0. Server的创建与启动
上半部分介绍了executor通过rpcEnv获取SparkConfig,介绍了Client的创建,链接,以及消息是如何通过rpcEnv进行发送,最后又是如何将返回值给到调用者。
接下来看一下,server端在获取到请求后是如何投递消息到正确的RpcEndpoint以及如何将响应数据写出的。
上文中介绍到TransportContext,这里封装了Netty Server / Client的Handler的操作。Client端处理返回值是靠TransportResponseHandler, Server端处理请求是靠的TransportRequestHandler与NettyRpcHandler
作为在sparkContext中初始化的一部分,NettyRpcEnv会启动执行启TransportServer.
Server作为rpc请求的入口,Server收到请求后会将消息交给Dispatcher进行路由,投递到正确的RpcEndpoint的消息队列中
NettyRpcEnv初始化
NettyRpcEnv#create
def create(config: RpcEnvConfig): RpcEnv = {
...
//创建nettyRpcEnv
val nettyEnv =
new NettyRpcEnv(sparkConf, javaSerializerInstance, config.advertiseAddress,
config.securityManager, config.numUsableCores)
//as server
if (!config.clientMode) {
val startNettyRpcEnv: Int => (NettyRpcEnv, Int) = { actualPort =>
nettyEnv.startServer(config.bindAddress, actualPort)
(nettyEnv, nettyEnv.address.port)
}
...
Utils.startServiceOnPort(config.port, startNettyRpcEnv, sparkConf, config.name)._1
}
nettyEnv
}
NettyRpcEnv#startServer
def startServer(bindAddress: String, port: Int): Unit = {
...
server = transportContext.createServer(bindAddress, port, bootstraps)
───
请把阅读文本中从“上文中介绍到TransportContext,这里封装了Netty Server /”一直到“config.securityManager, config.numUsableCores)”的这段文字原样照录一遍。 以下数据是另外的材料，与阅读文本无关。

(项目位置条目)
───
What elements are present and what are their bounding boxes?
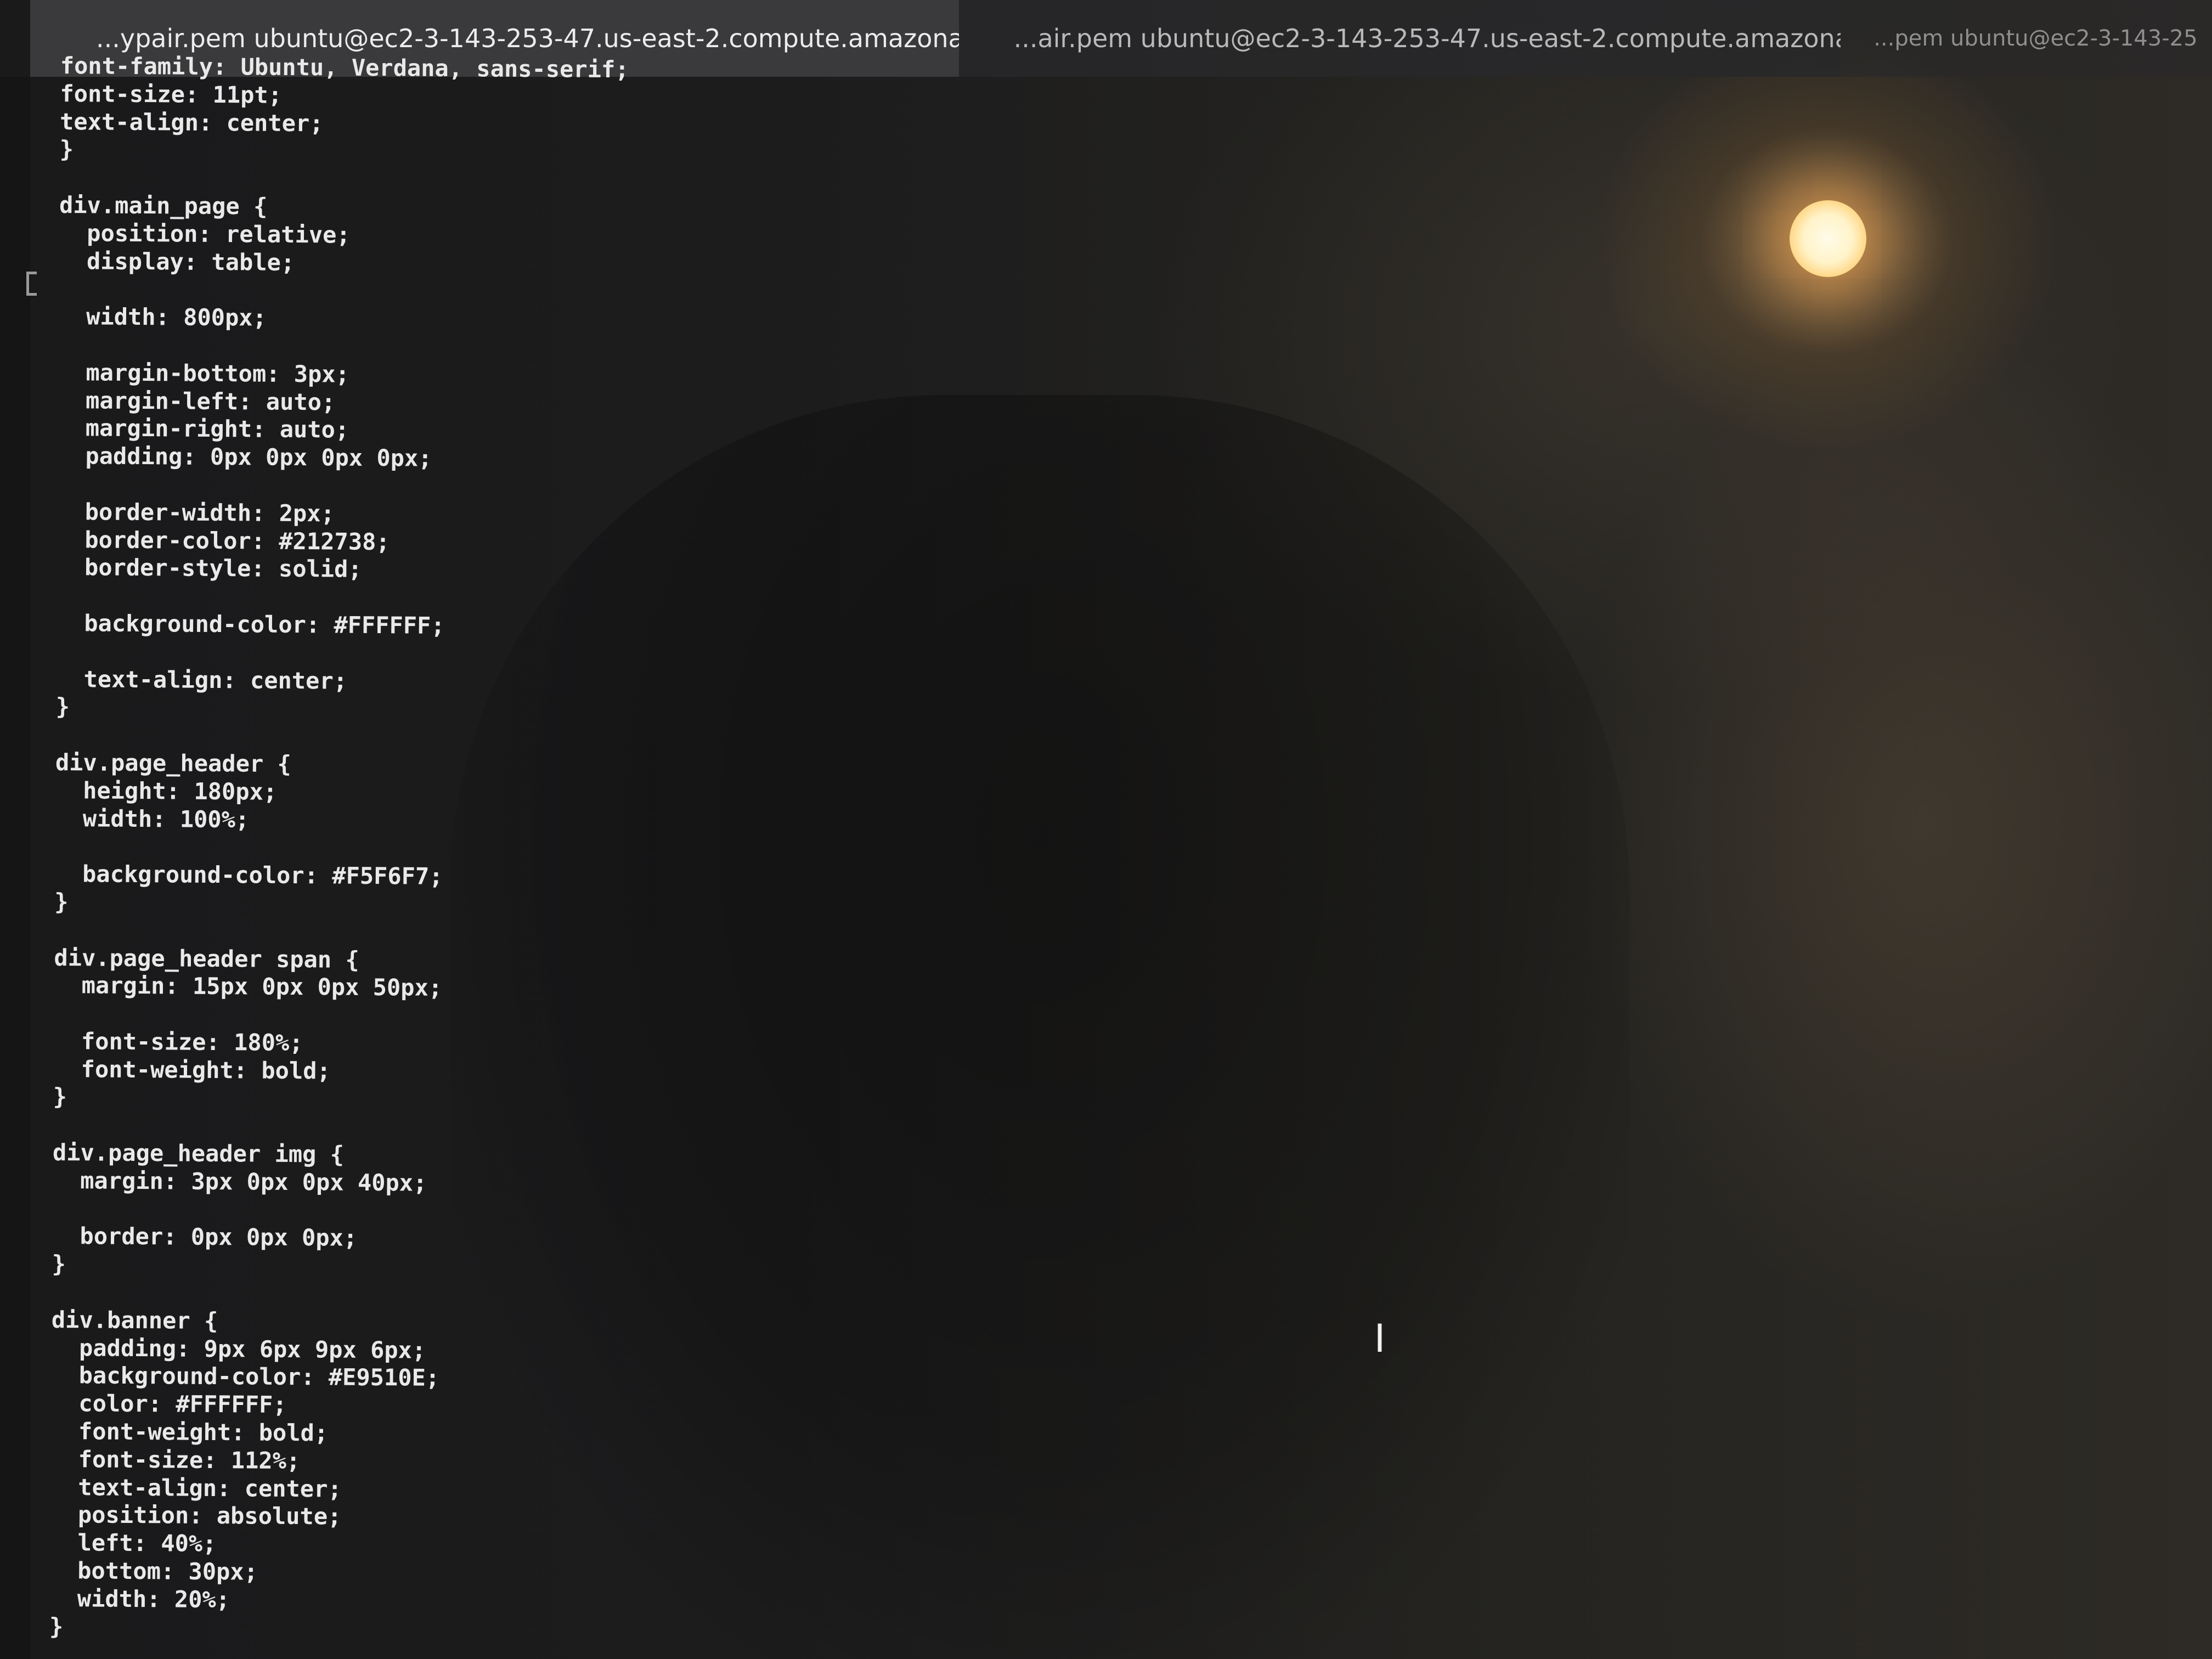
code-line: background-color: #F5F6F7; — [54, 860, 443, 890]
terminal-screen-photo: ...ypair.pem ubuntu@ec2-3-143-253-47.us-… — [0, 0, 2212, 1659]
terminal-tab-3[interactable]: ...pem ubuntu@ec2-3-143-25 — [1841, 0, 2212, 77]
editor-gutter — [0, 77, 37, 1659]
code-line: margin: 3px 0px 0px 40px; — [52, 1166, 427, 1197]
code-line: width: 100%; — [55, 804, 250, 833]
tab-label: ...pem ubuntu@ec2-3-143-25 — [1874, 26, 2198, 51]
lamp-glare — [1790, 200, 1866, 277]
code-line: width: 20%; — [49, 1584, 230, 1613]
code-editor[interactable]: font-family: Ubuntu, Verdana, sans-serif… — [49, 52, 883, 1646]
code-line: margin: 15px 0px 0px 50px; — [53, 972, 443, 1002]
code-line: padding: 0px 0px 0px 0px; — [57, 442, 432, 472]
tab-label: ...ypair.pem ubuntu@ec2-3-143-253-47.us-… — [96, 24, 959, 53]
tab-label: ...air.pem ubuntu@ec2-3-143-253-47.us-ea… — [1013, 24, 1841, 53]
code-line: width: 800px; — [58, 303, 267, 331]
code-line: border: 0px 0px 0px; — [52, 1222, 358, 1252]
fold-marker — [26, 272, 37, 296]
code-line: } — [49, 1612, 64, 1640]
code-line: border-style: solid; — [57, 554, 362, 583]
terminal-tab-2[interactable]: ...air.pem ubuntu@ec2-3-143-253-47.us-ea… — [958, 0, 1841, 77]
text-cursor-icon: I — [1374, 1316, 1386, 1361]
code-line: background-color: #FFFFFF; — [56, 609, 445, 639]
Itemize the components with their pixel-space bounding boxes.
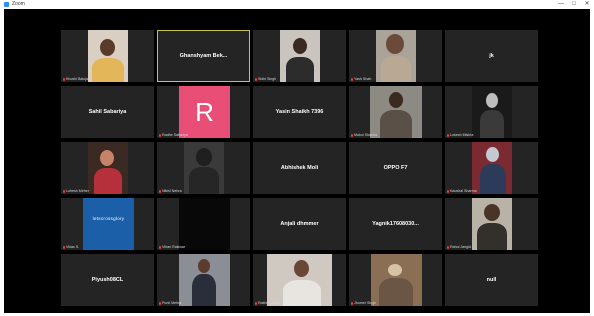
───
■ **练习答案**
上文中介绍到TransportContext,这里封装了Netty Server / Client的Handler的操作。Client端处理返回值是靠TransportResponseHandler, Server端处理请求是靠的TransportRequestHandler与NettyRpcHandler
作为在sparkContext中初始化的一部分,NettyRpcEnv会启动执行启TransportServer.
Server作为rpc请求的入口,Server收到请求后会将消息交给Dispatcher进行路由,投递到正确的RpcEndpoint的消息队列中
NettyRpcEnv初始化
NettyRpcEnv#create
def create(config: RpcEnvConfig): RpcEnv = {
...
//创建nettyRpcEnv
val nettyEnv =
new NettyRpcEnv(sparkConf, javaSerializerInstance, config.advertiseAddress,
config.securityManager, config.numUsableCores)